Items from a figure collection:
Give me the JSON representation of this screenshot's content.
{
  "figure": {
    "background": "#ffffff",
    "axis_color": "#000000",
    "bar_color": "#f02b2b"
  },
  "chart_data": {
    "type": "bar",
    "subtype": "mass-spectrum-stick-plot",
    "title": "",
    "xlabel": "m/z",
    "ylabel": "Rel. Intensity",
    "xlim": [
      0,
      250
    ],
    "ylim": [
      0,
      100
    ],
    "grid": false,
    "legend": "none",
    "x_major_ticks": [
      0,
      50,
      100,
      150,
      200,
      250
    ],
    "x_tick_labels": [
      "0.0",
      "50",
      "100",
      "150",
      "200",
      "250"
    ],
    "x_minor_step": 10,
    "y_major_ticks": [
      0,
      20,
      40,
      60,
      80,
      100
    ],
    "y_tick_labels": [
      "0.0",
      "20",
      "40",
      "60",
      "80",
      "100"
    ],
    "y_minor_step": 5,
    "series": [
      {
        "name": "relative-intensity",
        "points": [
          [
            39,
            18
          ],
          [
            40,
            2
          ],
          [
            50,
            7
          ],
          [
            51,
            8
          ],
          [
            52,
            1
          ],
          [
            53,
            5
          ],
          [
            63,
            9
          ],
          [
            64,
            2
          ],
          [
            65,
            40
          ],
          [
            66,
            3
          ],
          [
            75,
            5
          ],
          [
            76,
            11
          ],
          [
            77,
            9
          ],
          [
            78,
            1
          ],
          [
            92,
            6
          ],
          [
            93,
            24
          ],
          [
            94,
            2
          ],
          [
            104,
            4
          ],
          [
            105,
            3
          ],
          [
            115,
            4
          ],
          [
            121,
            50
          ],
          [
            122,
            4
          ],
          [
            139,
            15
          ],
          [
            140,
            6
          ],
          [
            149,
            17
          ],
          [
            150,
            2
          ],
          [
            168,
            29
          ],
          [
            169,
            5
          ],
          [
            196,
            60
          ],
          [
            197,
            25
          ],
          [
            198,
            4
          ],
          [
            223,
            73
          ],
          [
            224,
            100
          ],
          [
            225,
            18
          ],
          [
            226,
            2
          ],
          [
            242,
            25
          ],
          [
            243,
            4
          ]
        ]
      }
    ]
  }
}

**Task description**
Your task is to give the records above again, exactly.

**Solution to the problem**
Give me the JSON representation of this screenshot's content.
{
  "figure": {
    "background": "#ffffff",
    "axis_color": "#000000",
    "bar_color": "#f02b2b"
  },
  "chart_data": {
    "type": "bar",
    "subtype": "mass-spectrum-stick-plot",
    "title": "",
    "xlabel": "m/z",
    "ylabel": "Rel. Intensity",
    "xlim": [
      0,
      250
    ],
    "ylim": [
      0,
      100
    ],
    "grid": false,
    "legend": "none",
    "x_major_ticks": [
      0,
      50,
      100,
      150,
      200,
      250
    ],
    "x_tick_labels": [
      "0.0",
      "50",
      "100",
      "150",
      "200",
      "250"
    ],
    "x_minor_step": 10,
    "y_major_ticks": [
      0,
      20,
      40,
      60,
      80,
      100
    ],
    "y_tick_labels": [
      "0.0",
      "20",
      "40",
      "60",
      "80",
      "100"
    ],
    "y_minor_step": 5,
    "series": [
      {
        "name": "relative-intensity",
        "points": [
          [
            39,
            18
          ],
          [
            40,
            2
          ],
          [
            50,
            7
          ],
          [
            51,
            8
          ],
          [
            52,
            1
          ],
          [
            53,
            5
          ],
          [
            63,
            9
          ],
          [
            64,
            2
          ],
          [
            65,
            40
          ],
          [
            66,
            3
          ],
          [
            75,
            5
          ],
          [
            76,
            11
          ],
          [
            77,
            9
          ],
          [
            78,
            1
          ],
          [
            92,
            6
          ],
          [
            93,
            24
          ],
          [
            94,
            2
          ],
          [
            104,
            4
          ],
          [
            105,
            3
          ],
          [
            115,
            4
          ],
          [
            121,
            50
          ],
          [
            122,
            4
          ],
          [
            139,
            15
          ],
          [
            140,
            6
          ],
          [
            149,
            17
          ],
          [
            150,
            2
          ],
          [
            168,
            29
          ],
          [
            169,
            5
          ],
          [
            196,
            60
          ],
          [
            197,
            25
          ],
          [
            198,
            4
          ],
          [
            223,
            73
          ],
          [
            224,
            100
          ],
          [
            225,
            18
          ],
          [
            226,
            2
          ],
          [
            242,
            25
          ],
          [
            243,
            4
          ]
        ]
      }
    ]
  }
}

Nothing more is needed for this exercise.